In the text about Miss Kumari, reproduce word for word the passage from "Miss Kumari (1932–1969), born" to "done, 34 films.".

--- Start TEXT ---

- Born: Thresiamma Thomas 1 June 1932 Bharananganam, Travancore, British India
- Died: 9 June 1969 (aged 37)
- Occupation: Actress
- Years active: 1949–1969
- Spouse: Hormis Thaliath
- Children: 3
- Website: https://misskumari.com/

= Miss Kumari =

Indian actress

Miss Kumari (1932–1969), born Thresiamma Thomas, was an Indian actress active in the Malayalam film industry between 1949 and 1969. In the '50s and early '60s she was the most prominent female lead in the Malayalam film industry. She briefly worked as a teacher before she made her film debut in the 1949 film Vellinakshatram. She took on the stage name Miss Kumari on the sets of her second film, Nalla Thanka.

Miss Kumari is noted for her performance in films such as Sasidharan (1950), Chechi (1950), Yachakan (1951), Navalokam (1951), Aathmasakhi (1952), Alphonsa (1952), Sheriyo Thetto (1953), Avakaasi (1954), Neelakuyil (1954), C.I.D. (1955), Padatha Paingili (1957), Randidangazhi (1958), Mudiyanaya Puthran (1961), Aana Valarthiya Vanampadi (1961) and Pattaabhishekam (1962). Miss Kumari has, in her career spanning 18 years done, 34 films.

--- End TEXT ---
--- Start DATA ---

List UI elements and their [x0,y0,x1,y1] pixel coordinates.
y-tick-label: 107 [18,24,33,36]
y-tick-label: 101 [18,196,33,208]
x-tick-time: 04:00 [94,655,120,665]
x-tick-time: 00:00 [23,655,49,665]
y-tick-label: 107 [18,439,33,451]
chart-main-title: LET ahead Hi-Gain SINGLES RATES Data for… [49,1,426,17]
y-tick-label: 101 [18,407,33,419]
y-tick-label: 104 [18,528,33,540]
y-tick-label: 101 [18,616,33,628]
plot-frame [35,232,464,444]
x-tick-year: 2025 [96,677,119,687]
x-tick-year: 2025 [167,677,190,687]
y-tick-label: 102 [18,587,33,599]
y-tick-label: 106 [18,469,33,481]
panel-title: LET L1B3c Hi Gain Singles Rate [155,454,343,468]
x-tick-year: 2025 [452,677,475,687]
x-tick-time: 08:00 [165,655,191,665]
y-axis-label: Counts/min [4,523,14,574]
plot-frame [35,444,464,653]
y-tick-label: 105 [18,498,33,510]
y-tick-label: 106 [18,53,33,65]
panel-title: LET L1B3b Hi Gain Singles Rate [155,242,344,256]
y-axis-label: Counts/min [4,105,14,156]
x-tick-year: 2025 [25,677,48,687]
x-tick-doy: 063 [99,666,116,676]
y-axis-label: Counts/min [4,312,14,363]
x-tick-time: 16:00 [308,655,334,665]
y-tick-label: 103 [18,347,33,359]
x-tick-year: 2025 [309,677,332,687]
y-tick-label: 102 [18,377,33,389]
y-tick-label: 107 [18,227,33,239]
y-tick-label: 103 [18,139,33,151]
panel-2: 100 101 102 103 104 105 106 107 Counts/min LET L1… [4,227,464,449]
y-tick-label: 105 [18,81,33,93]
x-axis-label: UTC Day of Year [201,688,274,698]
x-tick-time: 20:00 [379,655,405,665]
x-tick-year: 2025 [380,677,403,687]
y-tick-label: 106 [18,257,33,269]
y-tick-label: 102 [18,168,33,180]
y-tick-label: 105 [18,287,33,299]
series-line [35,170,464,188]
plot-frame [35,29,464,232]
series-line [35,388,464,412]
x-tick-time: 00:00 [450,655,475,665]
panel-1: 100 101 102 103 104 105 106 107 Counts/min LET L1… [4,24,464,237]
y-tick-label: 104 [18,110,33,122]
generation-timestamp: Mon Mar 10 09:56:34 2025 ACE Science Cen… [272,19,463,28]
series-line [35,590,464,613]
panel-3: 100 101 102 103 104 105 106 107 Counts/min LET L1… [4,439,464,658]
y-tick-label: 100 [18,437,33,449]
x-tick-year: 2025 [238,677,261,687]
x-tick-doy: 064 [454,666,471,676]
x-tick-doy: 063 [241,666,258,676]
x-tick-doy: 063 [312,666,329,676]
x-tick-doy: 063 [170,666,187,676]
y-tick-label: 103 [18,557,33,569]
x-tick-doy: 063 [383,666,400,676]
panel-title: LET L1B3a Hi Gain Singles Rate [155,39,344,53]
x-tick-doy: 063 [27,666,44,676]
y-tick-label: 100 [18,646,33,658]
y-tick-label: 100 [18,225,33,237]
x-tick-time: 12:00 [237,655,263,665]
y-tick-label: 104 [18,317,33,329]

--- End DATA ---
--- Start DATA ---

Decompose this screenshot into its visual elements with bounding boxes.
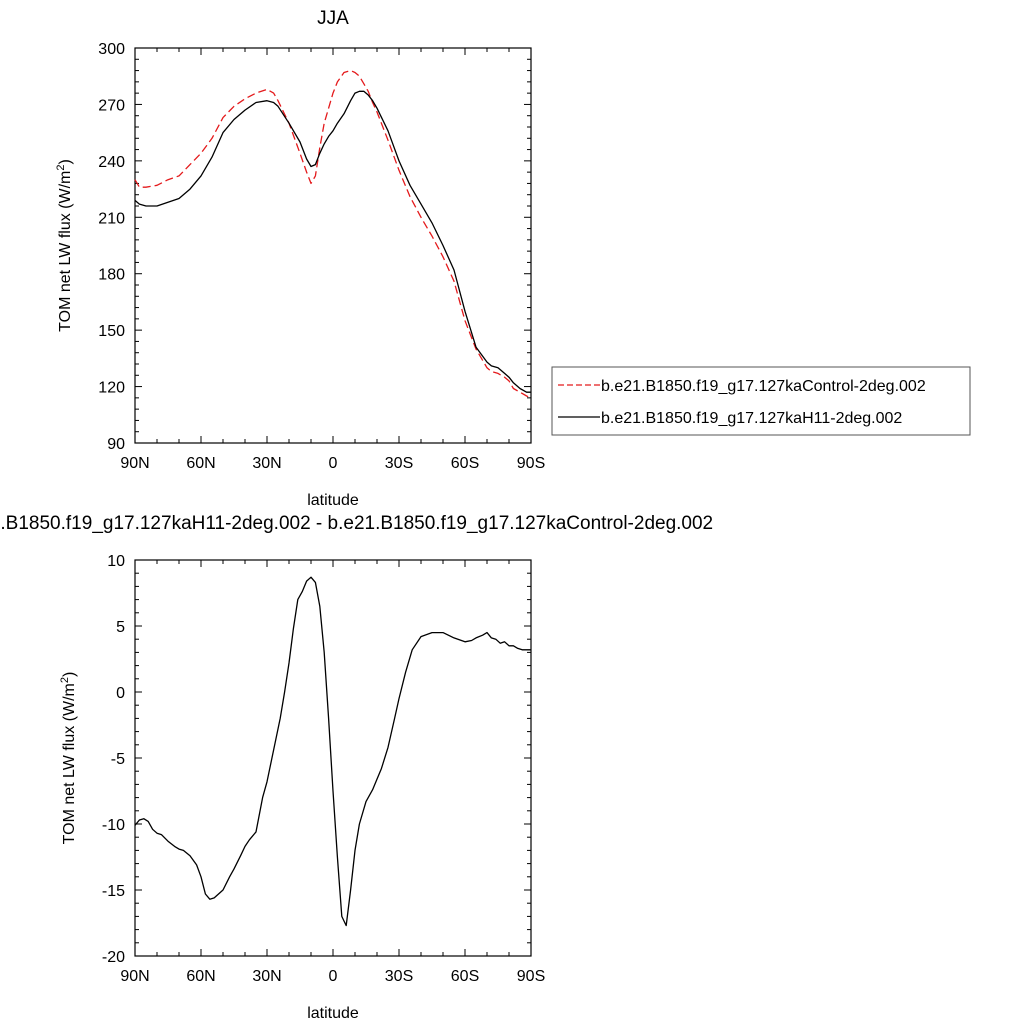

--- End DATA ---

REPLY -
Miss Kumari (1932–1969), born Thresiamma Thomas, was an Indian actress active in the Malayalam film industry between 1949 and 1969. In the '50s and early '60s she was the most prominent female lead in the Malayalam film industry. She briefly worked as a teacher before she made her film debut in the 1949 film Vellinakshatram. She took on the stage name Miss Kumari on the sets of her second film, Nalla Thanka.

Miss Kumari is noted for her performance in films such as Sasidharan (1950), Chechi (1950), Yachakan (1951), Navalokam (1951), Aathmasakhi (1952), Alphonsa (1952), Sheriyo Thetto (1953), Avakaasi (1954), Neelakuyil (1954), C.I.D. (1955), Padatha Paingili (1957), Randidangazhi (1958), Mudiyanaya Puthran (1961), Aana Valarthiya Vanampadi (1961) and Pattaabhishekam (1962). Miss Kumari has, in her career spanning 18 years done, 34 films.